From the listing below, select every line where the word "name" appears.

# Supplied data start

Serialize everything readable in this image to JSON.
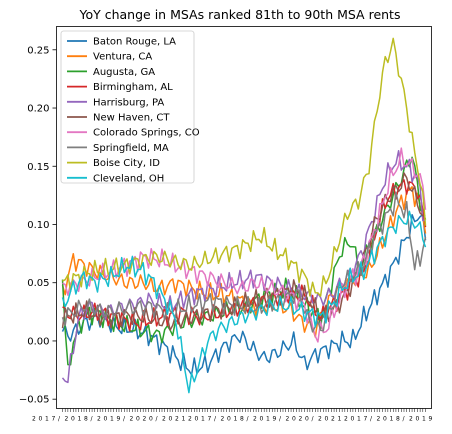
{
  "chart_data": {
    "type": "line",
    "title": "YoY change in MSAs ranked 81th to 90th MSA rents",
    "xlabel": "",
    "ylabel": "",
    "ylim": [
      -0.058,
      0.27
    ],
    "yticks": [
      -0.05,
      0.0,
      0.05,
      0.1,
      0.15,
      0.2,
      0.25
    ],
    "ytick_labels": [
      "−0.05",
      "0.00",
      "0.05",
      "0.10",
      "0.15",
      "0.20",
      "0.25"
    ],
    "x_count": 136,
    "x_tick_note": "dense unreadable date tick labels",
    "legend_position": "upper-left",
    "grid": false,
    "colors": [
      "#1f77b4",
      "#ff7f0e",
      "#2ca02c",
      "#d62728",
      "#9467bd",
      "#8c564b",
      "#e377c2",
      "#7f7f7f",
      "#bcbd22",
      "#17becf"
    ],
    "series": [
      {
        "name": "Baton Rouge, LA",
        "anchors": [
          [
            0,
            0.008
          ],
          [
            3,
            0.005
          ],
          [
            8,
            0.015
          ],
          [
            14,
            0.02
          ],
          [
            20,
            0.012
          ],
          [
            26,
            0.01
          ],
          [
            32,
            0.005
          ],
          [
            38,
            -0.005
          ],
          [
            44,
            -0.018
          ],
          [
            48,
            -0.025
          ],
          [
            54,
            -0.02
          ],
          [
            60,
            -0.005
          ],
          [
            66,
            0.005
          ],
          [
            70,
            -0.005
          ],
          [
            75,
            -0.015
          ],
          [
            80,
            -0.01
          ],
          [
            86,
            0.0
          ],
          [
            90,
            -0.02
          ],
          [
            95,
            -0.01
          ],
          [
            100,
            -0.005
          ],
          [
            104,
            0.0
          ],
          [
            108,
            0.0
          ],
          [
            112,
            0.02
          ],
          [
            117,
            0.04
          ],
          [
            122,
            0.06
          ],
          [
            126,
            0.08
          ],
          [
            130,
            0.1
          ],
          [
            133,
            0.11
          ],
          [
            135,
            0.09
          ]
        ]
      },
      {
        "name": "Ventura, CA",
        "anchors": [
          [
            0,
            0.04
          ],
          [
            4,
            0.07
          ],
          [
            8,
            0.065
          ],
          [
            12,
            0.06
          ],
          [
            18,
            0.055
          ],
          [
            24,
            0.05
          ],
          [
            30,
            0.05
          ],
          [
            36,
            0.045
          ],
          [
            42,
            0.05
          ],
          [
            48,
            0.045
          ],
          [
            54,
            0.04
          ],
          [
            60,
            0.04
          ],
          [
            66,
            0.035
          ],
          [
            72,
            0.03
          ],
          [
            78,
            0.03
          ],
          [
            84,
            0.028
          ],
          [
            90,
            0.015
          ],
          [
            94,
            0.01
          ],
          [
            98,
            0.03
          ],
          [
            102,
            0.045
          ],
          [
            106,
            0.05
          ],
          [
            110,
            0.055
          ],
          [
            114,
            0.06
          ],
          [
            118,
            0.08
          ],
          [
            122,
            0.1
          ],
          [
            126,
            0.12
          ],
          [
            130,
            0.13
          ],
          [
            133,
            0.115
          ],
          [
            135,
            0.1
          ]
        ]
      },
      {
        "name": "Augusta, GA",
        "anchors": [
          [
            0,
            0.055
          ],
          [
            2,
            -0.03
          ],
          [
            4,
            0.0
          ],
          [
            8,
            0.02
          ],
          [
            12,
            0.025
          ],
          [
            20,
            0.015
          ],
          [
            28,
            0.01
          ],
          [
            36,
            0.005
          ],
          [
            44,
            0.015
          ],
          [
            52,
            0.02
          ],
          [
            60,
            0.025
          ],
          [
            68,
            0.03
          ],
          [
            76,
            0.04
          ],
          [
            84,
            0.045
          ],
          [
            90,
            0.03
          ],
          [
            96,
            0.02
          ],
          [
            100,
            0.05
          ],
          [
            104,
            0.08
          ],
          [
            108,
            0.085
          ],
          [
            110,
            0.06
          ],
          [
            114,
            0.08
          ],
          [
            118,
            0.1
          ],
          [
            122,
            0.12
          ],
          [
            126,
            0.14
          ],
          [
            130,
            0.16
          ],
          [
            133,
            0.12
          ],
          [
            135,
            0.1
          ]
        ]
      },
      {
        "name": "Birmingham, AL",
        "anchors": [
          [
            0,
            0.025
          ],
          [
            6,
            0.022
          ],
          [
            12,
            0.025
          ],
          [
            20,
            0.02
          ],
          [
            28,
            0.015
          ],
          [
            36,
            0.02
          ],
          [
            44,
            0.025
          ],
          [
            52,
            0.02
          ],
          [
            60,
            0.025
          ],
          [
            68,
            0.03
          ],
          [
            76,
            0.035
          ],
          [
            84,
            0.04
          ],
          [
            90,
            0.04
          ],
          [
            96,
            0.02
          ],
          [
            100,
            0.03
          ],
          [
            104,
            0.04
          ],
          [
            108,
            0.05
          ],
          [
            112,
            0.06
          ],
          [
            116,
            0.09
          ],
          [
            120,
            0.12
          ],
          [
            124,
            0.13
          ],
          [
            128,
            0.135
          ],
          [
            132,
            0.13
          ],
          [
            135,
            0.1
          ]
        ]
      },
      {
        "name": "Harrisburg, PA",
        "anchors": [
          [
            0,
            -0.03
          ],
          [
            2,
            -0.033
          ],
          [
            6,
            0.02
          ],
          [
            10,
            0.03
          ],
          [
            16,
            0.025
          ],
          [
            24,
            0.03
          ],
          [
            32,
            0.035
          ],
          [
            40,
            0.03
          ],
          [
            48,
            0.04
          ],
          [
            56,
            0.045
          ],
          [
            64,
            0.05
          ],
          [
            72,
            0.055
          ],
          [
            78,
            0.05
          ],
          [
            84,
            0.045
          ],
          [
            90,
            0.04
          ],
          [
            96,
            0.035
          ],
          [
            100,
            0.04
          ],
          [
            104,
            0.05
          ],
          [
            108,
            0.06
          ],
          [
            112,
            0.08
          ],
          [
            116,
            0.11
          ],
          [
            120,
            0.14
          ],
          [
            124,
            0.155
          ],
          [
            128,
            0.15
          ],
          [
            132,
            0.14
          ],
          [
            135,
            0.1
          ]
        ]
      },
      {
        "name": "New Haven, CT",
        "anchors": [
          [
            0,
            0.02
          ],
          [
            8,
            0.025
          ],
          [
            16,
            0.02
          ],
          [
            24,
            0.022
          ],
          [
            32,
            0.02
          ],
          [
            40,
            0.015
          ],
          [
            48,
            0.02
          ],
          [
            56,
            0.025
          ],
          [
            64,
            0.03
          ],
          [
            72,
            0.035
          ],
          [
            80,
            0.04
          ],
          [
            86,
            0.045
          ],
          [
            92,
            0.035
          ],
          [
            96,
            0.02
          ],
          [
            100,
            0.025
          ],
          [
            104,
            0.035
          ],
          [
            108,
            0.05
          ],
          [
            112,
            0.07
          ],
          [
            116,
            0.1
          ],
          [
            120,
            0.12
          ],
          [
            124,
            0.13
          ],
          [
            128,
            0.14
          ],
          [
            132,
            0.12
          ],
          [
            135,
            0.1
          ]
        ]
      },
      {
        "name": "Colorado Springs, CO",
        "anchors": [
          [
            0,
            0.045
          ],
          [
            6,
            0.05
          ],
          [
            12,
            0.055
          ],
          [
            18,
            0.06
          ],
          [
            24,
            0.065
          ],
          [
            30,
            0.072
          ],
          [
            36,
            0.07
          ],
          [
            42,
            0.065
          ],
          [
            48,
            0.06
          ],
          [
            54,
            0.055
          ],
          [
            60,
            0.05
          ],
          [
            66,
            0.045
          ],
          [
            72,
            0.05
          ],
          [
            78,
            0.045
          ],
          [
            84,
            0.04
          ],
          [
            90,
            0.03
          ],
          [
            94,
            0.005
          ],
          [
            98,
            0.01
          ],
          [
            102,
            0.03
          ],
          [
            106,
            0.05
          ],
          [
            110,
            0.06
          ],
          [
            114,
            0.08
          ],
          [
            118,
            0.11
          ],
          [
            122,
            0.14
          ],
          [
            126,
            0.157
          ],
          [
            130,
            0.15
          ],
          [
            133,
            0.14
          ],
          [
            135,
            0.12
          ]
        ]
      },
      {
        "name": "Springfield, MA",
        "anchors": [
          [
            0,
            0.02
          ],
          [
            8,
            0.03
          ],
          [
            16,
            0.025
          ],
          [
            24,
            0.028
          ],
          [
            32,
            0.03
          ],
          [
            40,
            0.025
          ],
          [
            48,
            0.03
          ],
          [
            56,
            0.035
          ],
          [
            64,
            0.03
          ],
          [
            72,
            0.028
          ],
          [
            80,
            0.035
          ],
          [
            88,
            0.04
          ],
          [
            92,
            0.015
          ],
          [
            96,
            0.01
          ],
          [
            100,
            0.03
          ],
          [
            104,
            0.05
          ],
          [
            108,
            0.055
          ],
          [
            112,
            0.065
          ],
          [
            116,
            0.09
          ],
          [
            120,
            0.105
          ],
          [
            124,
            0.12
          ],
          [
            128,
            0.11
          ],
          [
            131,
            0.065
          ],
          [
            133,
            0.07
          ],
          [
            135,
            0.09
          ]
        ]
      },
      {
        "name": "Boise City, ID",
        "anchors": [
          [
            0,
            0.05
          ],
          [
            6,
            0.055
          ],
          [
            12,
            0.06
          ],
          [
            18,
            0.062
          ],
          [
            24,
            0.065
          ],
          [
            30,
            0.07
          ],
          [
            36,
            0.072
          ],
          [
            42,
            0.068
          ],
          [
            48,
            0.065
          ],
          [
            54,
            0.07
          ],
          [
            60,
            0.075
          ],
          [
            66,
            0.08
          ],
          [
            70,
            0.085
          ],
          [
            74,
            0.09
          ],
          [
            78,
            0.08
          ],
          [
            84,
            0.07
          ],
          [
            90,
            0.055
          ],
          [
            94,
            0.04
          ],
          [
            98,
            0.05
          ],
          [
            102,
            0.08
          ],
          [
            106,
            0.11
          ],
          [
            110,
            0.12
          ],
          [
            114,
            0.15
          ],
          [
            117,
            0.2
          ],
          [
            120,
            0.24
          ],
          [
            123,
            0.255
          ],
          [
            125,
            0.235
          ],
          [
            128,
            0.2
          ],
          [
            131,
            0.16
          ],
          [
            133,
            0.14
          ],
          [
            135,
            0.1
          ]
        ]
      },
      {
        "name": "Cleveland, OH",
        "anchors": [
          [
            0,
            0.03
          ],
          [
            4,
            0.045
          ],
          [
            8,
            0.055
          ],
          [
            12,
            0.05
          ],
          [
            18,
            0.055
          ],
          [
            24,
            0.065
          ],
          [
            30,
            0.06
          ],
          [
            34,
            0.05
          ],
          [
            38,
            0.035
          ],
          [
            42,
            0.02
          ],
          [
            44,
            -0.005
          ],
          [
            46,
            -0.028
          ],
          [
            47,
            -0.042
          ],
          [
            50,
            -0.025
          ],
          [
            54,
            0.0
          ],
          [
            58,
            0.01
          ],
          [
            62,
            0.015
          ],
          [
            66,
            0.02
          ],
          [
            72,
            0.025
          ],
          [
            78,
            0.03
          ],
          [
            84,
            0.03
          ],
          [
            90,
            0.025
          ],
          [
            96,
            0.02
          ],
          [
            100,
            0.03
          ],
          [
            104,
            0.045
          ],
          [
            108,
            0.055
          ],
          [
            112,
            0.06
          ],
          [
            116,
            0.075
          ],
          [
            120,
            0.09
          ],
          [
            124,
            0.1
          ],
          [
            128,
            0.105
          ],
          [
            132,
            0.1
          ],
          [
            135,
            0.085
          ]
        ]
      }
    ]
  }
}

# Supplied data end

[Answer for the task]:
        "name": "Baton Rouge, LA",
        "name": "Ventura, CA",
        "name": "Augusta, GA",
        "name": "Birmingham, AL",
        "name": "Harrisburg, PA",
        "name": "New Haven, CT",
        "name": "Colorado Springs, CO",
        "name": "Springfield, MA",
        "name": "Boise City, ID",
        "name": "Cleveland, OH",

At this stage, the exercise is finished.